[TASK DIRECTIONS]: Please format the lines as a Markdown table with the columns "Row" and "Text", starting at the first line and ending at the line that contains "365, 95, 377]", including both, with blank lines left out.

## start

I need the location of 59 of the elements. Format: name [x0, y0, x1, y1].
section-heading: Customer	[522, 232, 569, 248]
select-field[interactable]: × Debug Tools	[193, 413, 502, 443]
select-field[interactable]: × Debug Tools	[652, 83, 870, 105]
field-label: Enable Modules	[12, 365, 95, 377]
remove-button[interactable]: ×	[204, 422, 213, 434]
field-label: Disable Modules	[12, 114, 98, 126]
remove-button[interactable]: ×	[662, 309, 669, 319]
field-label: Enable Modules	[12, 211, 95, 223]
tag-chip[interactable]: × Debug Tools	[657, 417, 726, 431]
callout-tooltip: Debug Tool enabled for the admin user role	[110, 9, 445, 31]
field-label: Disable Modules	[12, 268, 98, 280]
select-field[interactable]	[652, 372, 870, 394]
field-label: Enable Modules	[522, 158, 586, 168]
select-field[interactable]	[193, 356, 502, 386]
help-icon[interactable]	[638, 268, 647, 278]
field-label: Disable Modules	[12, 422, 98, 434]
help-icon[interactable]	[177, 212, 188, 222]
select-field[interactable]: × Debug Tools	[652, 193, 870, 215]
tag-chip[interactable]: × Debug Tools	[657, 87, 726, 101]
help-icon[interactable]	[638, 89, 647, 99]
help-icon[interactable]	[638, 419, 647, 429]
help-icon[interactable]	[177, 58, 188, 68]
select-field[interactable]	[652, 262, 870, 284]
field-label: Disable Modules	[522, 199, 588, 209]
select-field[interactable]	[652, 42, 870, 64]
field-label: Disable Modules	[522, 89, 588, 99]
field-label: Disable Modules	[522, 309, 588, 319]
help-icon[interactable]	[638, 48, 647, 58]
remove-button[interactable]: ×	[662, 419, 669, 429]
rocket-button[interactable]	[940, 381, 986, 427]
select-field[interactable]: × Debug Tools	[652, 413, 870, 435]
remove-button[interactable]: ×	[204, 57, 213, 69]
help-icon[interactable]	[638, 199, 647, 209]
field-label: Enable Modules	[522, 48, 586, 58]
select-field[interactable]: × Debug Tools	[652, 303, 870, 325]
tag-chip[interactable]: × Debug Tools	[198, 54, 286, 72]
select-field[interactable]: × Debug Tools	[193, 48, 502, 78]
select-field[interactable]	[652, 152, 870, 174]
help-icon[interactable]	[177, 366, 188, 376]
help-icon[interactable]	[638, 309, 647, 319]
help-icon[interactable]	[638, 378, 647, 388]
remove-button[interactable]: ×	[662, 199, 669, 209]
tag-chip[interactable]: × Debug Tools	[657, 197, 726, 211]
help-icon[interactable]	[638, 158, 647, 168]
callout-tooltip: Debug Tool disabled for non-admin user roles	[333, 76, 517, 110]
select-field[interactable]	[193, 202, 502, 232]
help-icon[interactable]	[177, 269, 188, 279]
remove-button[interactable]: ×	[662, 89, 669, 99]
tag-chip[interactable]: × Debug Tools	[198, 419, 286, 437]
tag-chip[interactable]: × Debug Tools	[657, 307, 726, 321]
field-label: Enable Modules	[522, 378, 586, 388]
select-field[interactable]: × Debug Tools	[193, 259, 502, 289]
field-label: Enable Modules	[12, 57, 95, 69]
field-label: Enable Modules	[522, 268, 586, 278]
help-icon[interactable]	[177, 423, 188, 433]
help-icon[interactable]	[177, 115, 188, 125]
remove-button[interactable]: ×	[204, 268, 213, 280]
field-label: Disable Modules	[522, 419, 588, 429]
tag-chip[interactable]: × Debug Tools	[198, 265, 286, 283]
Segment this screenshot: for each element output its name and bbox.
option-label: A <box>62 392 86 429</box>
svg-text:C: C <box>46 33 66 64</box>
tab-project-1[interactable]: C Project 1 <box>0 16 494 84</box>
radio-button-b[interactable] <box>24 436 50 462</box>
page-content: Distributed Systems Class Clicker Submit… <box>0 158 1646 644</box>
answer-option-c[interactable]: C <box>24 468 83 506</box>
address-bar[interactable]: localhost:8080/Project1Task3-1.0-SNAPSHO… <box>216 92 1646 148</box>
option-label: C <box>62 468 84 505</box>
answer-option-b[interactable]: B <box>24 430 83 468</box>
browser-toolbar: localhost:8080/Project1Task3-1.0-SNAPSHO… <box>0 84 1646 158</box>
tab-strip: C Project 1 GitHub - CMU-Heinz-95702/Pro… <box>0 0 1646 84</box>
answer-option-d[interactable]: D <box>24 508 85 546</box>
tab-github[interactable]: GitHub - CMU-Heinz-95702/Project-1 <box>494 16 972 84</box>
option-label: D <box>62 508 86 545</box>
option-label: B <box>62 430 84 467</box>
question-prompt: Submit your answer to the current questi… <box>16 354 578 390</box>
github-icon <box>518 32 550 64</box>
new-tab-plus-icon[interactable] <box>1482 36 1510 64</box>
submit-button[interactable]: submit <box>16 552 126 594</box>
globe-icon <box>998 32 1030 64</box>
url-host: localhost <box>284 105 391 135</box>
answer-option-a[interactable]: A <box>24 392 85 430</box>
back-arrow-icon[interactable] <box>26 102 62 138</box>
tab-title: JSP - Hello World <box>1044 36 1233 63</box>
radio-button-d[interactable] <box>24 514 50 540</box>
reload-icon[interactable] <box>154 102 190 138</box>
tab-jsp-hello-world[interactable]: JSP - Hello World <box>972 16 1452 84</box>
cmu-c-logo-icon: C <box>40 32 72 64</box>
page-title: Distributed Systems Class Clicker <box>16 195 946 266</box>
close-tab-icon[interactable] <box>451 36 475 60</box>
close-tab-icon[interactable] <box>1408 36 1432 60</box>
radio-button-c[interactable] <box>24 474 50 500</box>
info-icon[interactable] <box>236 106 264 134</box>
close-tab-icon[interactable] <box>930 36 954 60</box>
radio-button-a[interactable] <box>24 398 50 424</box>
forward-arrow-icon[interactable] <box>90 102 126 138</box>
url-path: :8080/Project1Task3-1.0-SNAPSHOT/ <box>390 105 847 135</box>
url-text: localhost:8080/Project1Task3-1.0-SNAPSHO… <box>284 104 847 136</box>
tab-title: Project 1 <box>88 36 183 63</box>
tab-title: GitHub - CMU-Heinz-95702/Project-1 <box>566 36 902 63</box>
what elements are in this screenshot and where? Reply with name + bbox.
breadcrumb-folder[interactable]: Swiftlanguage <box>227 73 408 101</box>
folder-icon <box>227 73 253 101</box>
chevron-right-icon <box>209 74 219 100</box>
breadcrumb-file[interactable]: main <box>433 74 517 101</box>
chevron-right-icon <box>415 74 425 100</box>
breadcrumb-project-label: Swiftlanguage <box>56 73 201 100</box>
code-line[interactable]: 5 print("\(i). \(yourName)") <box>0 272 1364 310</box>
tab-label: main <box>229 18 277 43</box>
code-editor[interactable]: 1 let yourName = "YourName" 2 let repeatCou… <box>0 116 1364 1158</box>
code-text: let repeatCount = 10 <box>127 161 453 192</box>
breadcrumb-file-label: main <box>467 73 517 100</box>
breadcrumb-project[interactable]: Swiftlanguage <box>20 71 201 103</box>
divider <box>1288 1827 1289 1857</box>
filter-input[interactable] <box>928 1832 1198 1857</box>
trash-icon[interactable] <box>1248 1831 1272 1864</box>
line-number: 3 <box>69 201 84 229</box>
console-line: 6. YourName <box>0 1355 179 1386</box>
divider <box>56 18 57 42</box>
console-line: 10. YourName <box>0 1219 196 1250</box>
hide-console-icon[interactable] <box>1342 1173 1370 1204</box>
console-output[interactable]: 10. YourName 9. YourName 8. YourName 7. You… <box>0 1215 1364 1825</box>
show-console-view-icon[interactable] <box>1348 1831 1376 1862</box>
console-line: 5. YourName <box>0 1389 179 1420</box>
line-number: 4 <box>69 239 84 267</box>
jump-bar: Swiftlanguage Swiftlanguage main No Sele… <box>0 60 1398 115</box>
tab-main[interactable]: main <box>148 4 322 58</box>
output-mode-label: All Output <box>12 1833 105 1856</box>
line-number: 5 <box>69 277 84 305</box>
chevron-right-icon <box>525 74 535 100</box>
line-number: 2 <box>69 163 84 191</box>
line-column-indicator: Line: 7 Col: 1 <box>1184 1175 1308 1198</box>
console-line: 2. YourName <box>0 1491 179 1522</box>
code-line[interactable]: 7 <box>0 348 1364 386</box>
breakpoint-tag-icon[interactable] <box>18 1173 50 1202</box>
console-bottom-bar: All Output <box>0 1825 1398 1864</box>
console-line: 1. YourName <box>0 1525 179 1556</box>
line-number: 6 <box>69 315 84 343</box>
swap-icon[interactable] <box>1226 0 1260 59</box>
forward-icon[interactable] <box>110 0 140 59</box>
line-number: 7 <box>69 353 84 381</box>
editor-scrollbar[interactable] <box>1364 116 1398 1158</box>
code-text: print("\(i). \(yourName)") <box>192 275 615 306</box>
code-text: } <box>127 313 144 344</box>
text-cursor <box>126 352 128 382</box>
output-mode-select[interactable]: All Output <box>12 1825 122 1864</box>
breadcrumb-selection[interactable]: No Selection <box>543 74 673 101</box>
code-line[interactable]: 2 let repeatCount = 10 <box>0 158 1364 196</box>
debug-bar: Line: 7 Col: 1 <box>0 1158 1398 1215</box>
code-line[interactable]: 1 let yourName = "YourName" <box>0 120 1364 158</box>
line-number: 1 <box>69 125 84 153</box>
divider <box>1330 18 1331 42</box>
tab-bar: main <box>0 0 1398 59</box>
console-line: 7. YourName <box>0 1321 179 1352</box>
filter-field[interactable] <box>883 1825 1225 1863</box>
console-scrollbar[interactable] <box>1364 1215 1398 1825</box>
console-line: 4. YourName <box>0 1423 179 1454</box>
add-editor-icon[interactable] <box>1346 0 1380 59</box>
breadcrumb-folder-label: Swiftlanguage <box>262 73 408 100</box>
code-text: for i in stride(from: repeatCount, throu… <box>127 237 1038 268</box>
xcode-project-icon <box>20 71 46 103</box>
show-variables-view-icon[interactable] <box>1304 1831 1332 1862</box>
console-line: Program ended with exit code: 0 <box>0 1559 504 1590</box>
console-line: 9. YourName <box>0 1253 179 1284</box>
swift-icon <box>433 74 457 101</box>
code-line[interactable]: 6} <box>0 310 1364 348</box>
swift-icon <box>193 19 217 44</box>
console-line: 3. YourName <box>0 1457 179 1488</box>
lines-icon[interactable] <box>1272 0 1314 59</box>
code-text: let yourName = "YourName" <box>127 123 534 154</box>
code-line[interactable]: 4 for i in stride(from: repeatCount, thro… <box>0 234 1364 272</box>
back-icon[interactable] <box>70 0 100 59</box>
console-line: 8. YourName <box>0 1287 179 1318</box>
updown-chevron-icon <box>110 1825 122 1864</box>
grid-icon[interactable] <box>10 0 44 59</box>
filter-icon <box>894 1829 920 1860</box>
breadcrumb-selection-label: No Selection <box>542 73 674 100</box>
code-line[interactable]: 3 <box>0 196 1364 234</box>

## end

[RESULT FOR THIS TASK]:
| Row | Text |
|---|---|
| 1 | I need the location of 59 of the elements. Format: name [x0, y0, x1, y1]. |
| 2 | section-heading: Customer	[522, 232, 569, 248] |
| 3 | select-field[interactable]: × Debug Tools	[193, 413, 502, 443] |
| 4 | select-field[interactable]: × Debug Tools	[652, 83, 870, 105] |
| 5 | field-label: Enable Modules	[12, 365, 95, 377] |